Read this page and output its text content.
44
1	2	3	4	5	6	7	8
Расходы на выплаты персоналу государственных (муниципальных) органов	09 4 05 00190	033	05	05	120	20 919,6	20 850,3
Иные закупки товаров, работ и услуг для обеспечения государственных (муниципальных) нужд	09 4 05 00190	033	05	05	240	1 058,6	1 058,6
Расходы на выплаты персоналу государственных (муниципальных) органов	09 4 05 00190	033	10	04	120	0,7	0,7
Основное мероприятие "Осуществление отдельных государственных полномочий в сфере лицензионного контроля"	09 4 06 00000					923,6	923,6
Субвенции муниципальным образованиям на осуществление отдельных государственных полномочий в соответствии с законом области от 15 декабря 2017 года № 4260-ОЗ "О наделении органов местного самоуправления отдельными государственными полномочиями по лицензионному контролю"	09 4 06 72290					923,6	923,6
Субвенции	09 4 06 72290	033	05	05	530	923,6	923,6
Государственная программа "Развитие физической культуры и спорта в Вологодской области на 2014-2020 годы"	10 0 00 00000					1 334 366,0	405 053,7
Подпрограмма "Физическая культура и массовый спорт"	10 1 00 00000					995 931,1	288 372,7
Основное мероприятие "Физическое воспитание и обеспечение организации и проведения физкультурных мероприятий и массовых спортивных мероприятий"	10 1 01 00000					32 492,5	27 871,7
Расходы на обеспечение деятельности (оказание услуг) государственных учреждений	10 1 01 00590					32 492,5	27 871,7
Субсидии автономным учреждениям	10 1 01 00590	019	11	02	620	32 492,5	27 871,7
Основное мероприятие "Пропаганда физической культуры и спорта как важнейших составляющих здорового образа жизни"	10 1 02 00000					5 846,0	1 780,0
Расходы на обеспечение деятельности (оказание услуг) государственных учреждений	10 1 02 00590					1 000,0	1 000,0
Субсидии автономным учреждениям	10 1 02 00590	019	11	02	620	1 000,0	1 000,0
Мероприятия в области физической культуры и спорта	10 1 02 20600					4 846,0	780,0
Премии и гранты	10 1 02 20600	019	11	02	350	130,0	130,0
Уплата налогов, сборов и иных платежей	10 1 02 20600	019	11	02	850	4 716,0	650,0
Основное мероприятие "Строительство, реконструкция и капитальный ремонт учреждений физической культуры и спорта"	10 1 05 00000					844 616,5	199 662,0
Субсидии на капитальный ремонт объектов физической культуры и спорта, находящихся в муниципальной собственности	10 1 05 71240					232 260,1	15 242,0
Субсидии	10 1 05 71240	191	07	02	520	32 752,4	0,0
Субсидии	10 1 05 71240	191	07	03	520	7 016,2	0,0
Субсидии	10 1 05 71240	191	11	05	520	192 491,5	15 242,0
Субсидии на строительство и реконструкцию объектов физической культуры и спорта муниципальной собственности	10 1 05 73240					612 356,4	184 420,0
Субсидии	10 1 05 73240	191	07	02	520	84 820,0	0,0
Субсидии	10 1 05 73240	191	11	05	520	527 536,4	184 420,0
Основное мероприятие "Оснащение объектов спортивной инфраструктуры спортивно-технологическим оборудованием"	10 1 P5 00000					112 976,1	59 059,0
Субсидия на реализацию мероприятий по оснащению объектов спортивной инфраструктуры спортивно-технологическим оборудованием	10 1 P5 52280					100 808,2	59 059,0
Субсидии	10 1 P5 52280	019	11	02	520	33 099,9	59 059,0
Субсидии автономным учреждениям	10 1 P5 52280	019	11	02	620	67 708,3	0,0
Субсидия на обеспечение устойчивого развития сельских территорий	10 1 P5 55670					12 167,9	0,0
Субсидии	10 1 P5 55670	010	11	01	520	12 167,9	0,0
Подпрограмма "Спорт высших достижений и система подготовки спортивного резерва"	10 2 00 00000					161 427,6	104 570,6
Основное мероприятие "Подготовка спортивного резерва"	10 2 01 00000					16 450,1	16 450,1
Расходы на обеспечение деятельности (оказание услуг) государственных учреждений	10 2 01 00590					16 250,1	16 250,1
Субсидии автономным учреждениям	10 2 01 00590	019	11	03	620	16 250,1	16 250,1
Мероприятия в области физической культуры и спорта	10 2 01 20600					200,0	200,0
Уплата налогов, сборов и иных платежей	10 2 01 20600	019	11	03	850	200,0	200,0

━━━━━━━━━━

# STATED EXERCISE
Write out every line exactly as it stands.

# EXERCISE OUTPUT
Read this page and output its text content.
44
1	2	3	4	5	6	7	8
Расходы на выплаты персоналу государственных (муниципальных) органов	09 4 05 00190	033	05	05	120	20 919,6	20 850,3
Иные закупки товаров, работ и услуг для обеспечения государственных (муниципальных) нужд	09 4 05 00190	033	05	05	240	1 058,6	1 058,6
Расходы на выплаты персоналу государственных (муниципальных) органов	09 4 05 00190	033	10	04	120	0,7	0,7
Основное мероприятие "Осуществление отдельных государственных полномочий в сфере лицензионного контроля"	09 4 06 00000					923,6	923,6
Субвенции муниципальным образованиям на осуществление отдельных государственных полномочий в соответствии с законом области от 15 декабря 2017 года № 4260-ОЗ "О наделении органов местного самоуправления отдельными государственными полномочиями по лицензионному контролю"	09 4 06 72290					923,6	923,6
Субвенции	09 4 06 72290	033	05	05	530	923,6	923,6
Государственная программа "Развитие физической культуры и спорта в Вологодской области на 2014-2020 годы"	10 0 00 00000					1 334 366,0	405 053,7
Подпрограмма "Физическая культура и массовый спорт"	10 1 00 00000					995 931,1	288 372,7
Основное мероприятие "Физическое воспитание и обеспечение организации и проведения физкультурных мероприятий и массовых спортивных мероприятий"	10 1 01 00000					32 492,5	27 871,7
Расходы на обеспечение деятельности (оказание услуг) государственных учреждений	10 1 01 00590					32 492,5	27 871,7
Субсидии автономным учреждениям	10 1 01 00590	019	11	02	620	32 492,5	27 871,7
Основное мероприятие "Пропаганда физической культуры и спорта как важнейших составляющих здорового образа жизни"	10 1 02 00000					5 846,0	1 780,0
Расходы на обеспечение деятельности (оказание услуг) государственных учреждений	10 1 02 00590					1 000,0	1 000,0
Субсидии автономным учреждениям	10 1 02 00590	019	11	02	620	1 000,0	1 000,0
Мероприятия в области физической культуры и спорта	10 1 02 20600					4 846,0	780,0
Премии и гранты	10 1 02 20600	019	11	02	350	130,0	130,0
Уплата налогов, сборов и иных платежей	10 1 02 20600	019	11	02	850	4 716,0	650,0
Основное мероприятие "Строительство, реконструкция и капитальный ремонт учреждений физической культуры и спорта"	10 1 05 00000					844 616,5	199 662,0
Субсидии на капитальный ремонт объектов физической культуры и спорта, находящихся в муниципальной собственности	10 1 05 71240					232 260,1	15 242,0
Субсидии	10 1 05 71240	191	07	02	520	32 752,4	0,0
Субсидии	10 1 05 71240	191	07	03	520	7 016,2	0,0
Субсидии	10 1 05 71240	191	11	05	520	192 491,5	15 242,0
Субсидии на строительство и реконструкцию объектов физической культуры и спорта муниципальной собственности	10 1 05 73240					612 356,4	184 420,0
Субсидии	10 1 05 73240	191	07	02	520	84 820,0	0,0
Субсидии	10 1 05 73240	191	11	05	520	527 536,4	184 420,0
Основное мероприятие "Оснащение объектов спортивной инфраструктуры спортивно-технологическим оборудованием"	10 1 P5 00000					112 976,1	59 059,0
Субсидия на реализацию мероприятий по оснащению объектов спортивной инфраструктуры спортивно-технологическим оборудованием	10 1 P5 52280					100 808,2	59 059,0
Субсидии	10 1 P5 52280	019	11	02	520	33 099,9	59 059,0
Субсидии автономным учреждениям	10 1 P5 52280	019	11	02	620	67 708,3	0,0
Субсидия на обеспечение устойчивого развития сельских территорий	10 1 P5 55670					12 167,9	0,0
Субсидии	10 1 P5 55670	010	11	01	520	12 167,9	0,0
Подпрограмма "Спорт высших достижений и система подготовки спортивного резерва"	10 2 00 00000					161 427,6	104 570,6
Основное мероприятие "Подготовка спортивного резерва"	10 2 01 00000					16 450,1	16 450,1
Расходы на обеспечение деятельности (оказание услуг) государственных учреждений	10 2 01 00590					16 250,1	16 250,1
Субсидии автономным учреждениям	10 2 01 00590	019	11	03	620	16 250,1	16 250,1
Мероприятия в области физической культуры и спорта	10 2 01 20600					200,0	200,0
Уплата налогов, сборов и иных платежей	10 2 01 20600	019	11	03	850	200,0	200,0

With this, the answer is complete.